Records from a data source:
/---
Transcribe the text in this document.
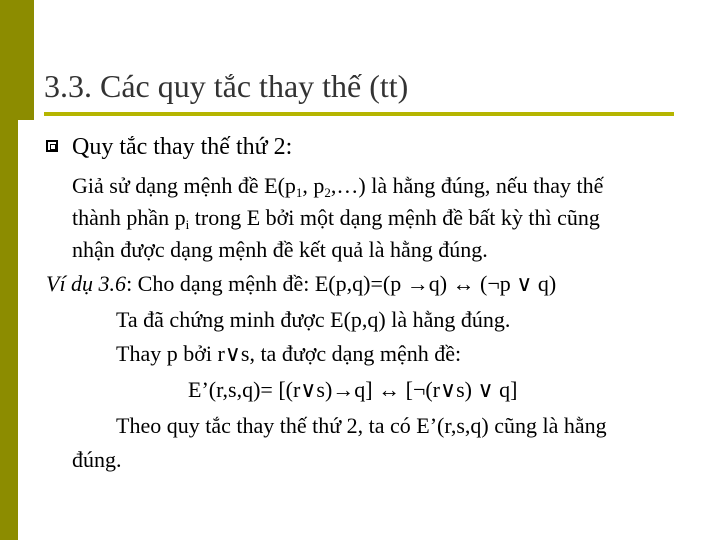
3.3. Các quy tắc thay thế (tt)
Quy tắc thay thế thứ 2:
Giả sử dạng mệnh đề $E(p_1$, $p_2,\dots$) là hằng đúng, nếu thay thế
thành phần $p_i$ trong E bởi một dạng mệnh đề bất kỳ thì cũng
nhận được dạng mệnh đề kết quả là hằng đúng.
Ví dụ 3.6: Cho dạng mệnh đề: E(p,q)=(p →q) ↔ (¬p ∨ q)
Ta đã chứng minh được E(p,q) là hằng đúng.
Thay p bởi r∨s, ta được dạng mệnh đề:
E’(r,s,q)= [(r∨s)→q] ↔ [¬(r∨s) ∨ q]
Theo quy tắc thay thế thứ 2, ta có E’(r,s,q) cũng là hằng
đúng.
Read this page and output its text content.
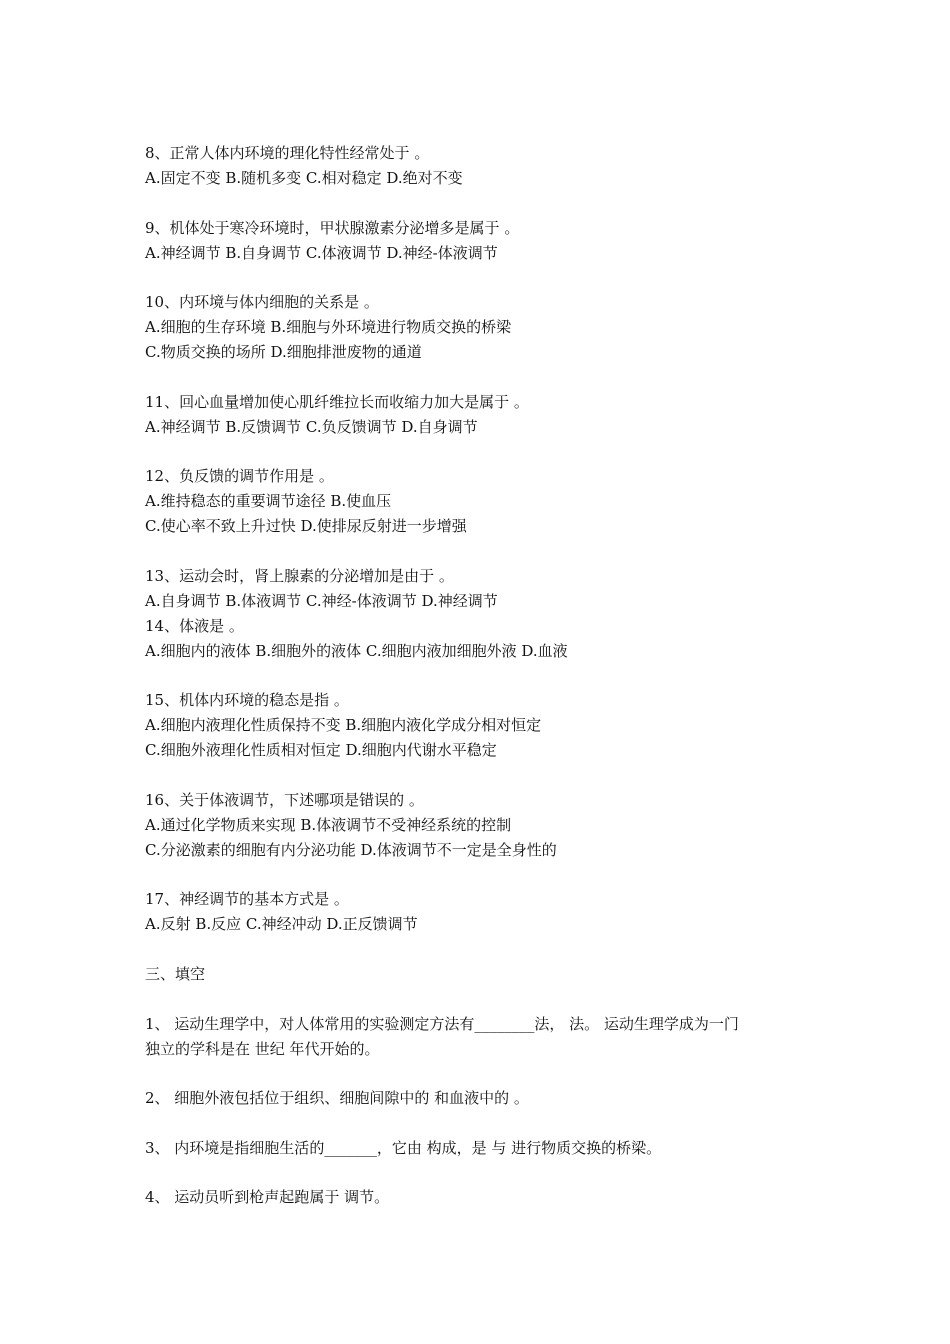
8、正常人体内环境的理化特性经常处于 。
A.固定不变 B.随机多变 C.相对稳定 D.绝对不变
9、机体处于寒冷环境时，甲状腺激素分泌增多是属于 。
A.神经调节 B.自身调节 C.体液调节 D.神经-体液调节
10、内环境与体内细胞的关系是 。
A.细胞的生存环境 B.细胞与外环境进行物质交换的桥梁
C.物质交换的场所 D.细胞排泄废物的通道
11、回心血量增加使心肌纤维拉长而收缩力加大是属于 。
A.神经调节 B.反馈调节 C.负反馈调节 D.自身调节
12、负反馈的调节作用是 。
A.维持稳态的重要调节途径 B.使血压
C.使心率不致上升过快 D.使排尿反射进一步增强
13、运动会时，肾上腺素的分泌增加是由于 。
A.自身调节 B.体液调节 C.神经-体液调节 D.神经调节
14、体液是 。
A.细胞内的液体 B.细胞外的液体 C.细胞内液加细胞外液 D.血液
15、机体内环境的稳态是指 。
A.细胞内液理化性质保持不变 B.细胞内液化学成分相对恒定
C.细胞外液理化性质相对恒定 D.细胞内代谢水平稳定
16、关于体液调节，下述哪项是错误的 。
A.通过化学物质来实现 B.体液调节不受神经系统的控制
C.分泌激素的细胞有内分泌功能 D.体液调节不一定是全身性的
17、神经调节的基本方式是 。
A.反射 B.反应 C.神经冲动 D.正反馈调节
三、填空
1、 运动生理学中，对人体常用的实验测定方法有________法， 法。 运动生理学成为一门
独立的学科是在 世纪 年代开始的。
2、 细胞外液包括位于组织、细胞间隙中的 和血液中的 。
3、 内环境是指细胞生活的_______，它由 构成，是 与 进行物质交换的桥梁。
4、 运动员听到枪声起跑属于 调节。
\---
## Prompt
In the listing, find every line containing the word "this" and list it.

## Finished exercise
Transcribe the text in this document.
Read this page and output its text content.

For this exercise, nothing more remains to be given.